Every record must be transcribed in its entirety, apart from the images, which are to be omitted.
§ §
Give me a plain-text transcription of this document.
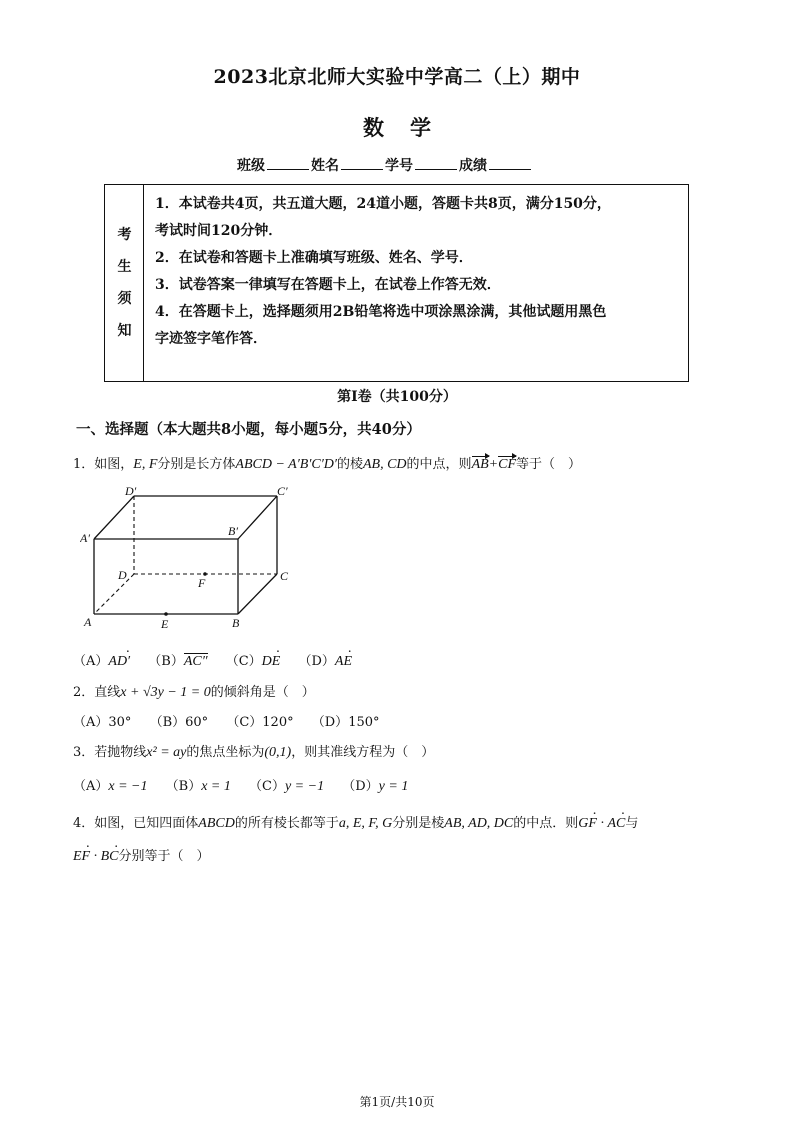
2023北京北师大实验中学高二（上）期中
数学
班级	姓名	学号	成绩
考
生
须
知
1．本试卷共4页，共五道大题，24道小题，答题卡共8页，满分150分，
考试时间120分钟．
2．在试卷和答题卡上准确填写班级、姓名、学号．
3．试卷答案一律填写在答题卡上，在试卷上作答无效．
4．在答题卡上，选择题须用2B铅笔将选中项涂黑涂满，其他试题用黑色
字迹签字笔作答．
第Ⅰ卷（共100分）
一、选择题（本大题共8小题，每小题5分，共40分）
1．如图，E, F分别是长方体ABCD − A′B′C′D′的棱AB, CD的中点，则AB+CF等于（　）
A	B
C
D
A′	B′
C′
D′
E
F
（A）AD′ · （B）AC″ （C）DE · （D）AE ·
2．直线x + √3y − 1 = 0的倾斜角是（　）
（A）30° （B）60° （C）120° （D）150°
3．若抛物线x² = ay的焦点坐标为(0,1)，则其准线方程为（　）
（A）x = −1 （B）x = 1 （C）y = −1 （D）y = 1
4．如图，已知四面体ABCD的所有棱长都等于a, E, F, G分别是棱AB, AD, DC的中点．则GF · · AC ·与
EF · · BC ·分别等于（　）
第1页/共10页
§ §
RESULT BELOW:
Give me a plain-text transcription of this document.
2023北京北师大实验中学高二（上）期中
数学
班级	姓名	学号	成绩
考
生
须
知
1．本试卷共4页，共五道大题，24道小题，答题卡共8页，满分150分，
考试时间120分钟．
2．在试卷和答题卡上准确填写班级、姓名、学号．
3．试卷答案一律填写在答题卡上，在试卷上作答无效．
4．在答题卡上，选择题须用2B铅笔将选中项涂黑涂满，其他试题用黑色
字迹签字笔作答．
第Ⅰ卷（共100分）
一、选择题（本大题共8小题，每小题5分，共40分）
1．如图，E, F分别是长方体ABCD − A′B′C′D′的棱AB, CD的中点，则AB+CF等于（　）
A	B
C
D
A′	B′
C′
D′
E
F
（A）AD′ · （B）AC″ （C）DE · （D）AE ·
2．直线x + √3y − 1 = 0的倾斜角是（　）
（A）30° （B）60° （C）120° （D）150°
3．若抛物线x² = ay的焦点坐标为(0,1)，则其准线方程为（　）
（A）x = −1 （B）x = 1 （C）y = −1 （D）y = 1
4．如图，已知四面体ABCD的所有棱长都等于a, E, F, G分别是棱AB, AD, DC的中点．则GF · · AC ·与
EF · · BC ·分别等于（　）
第1页/共10页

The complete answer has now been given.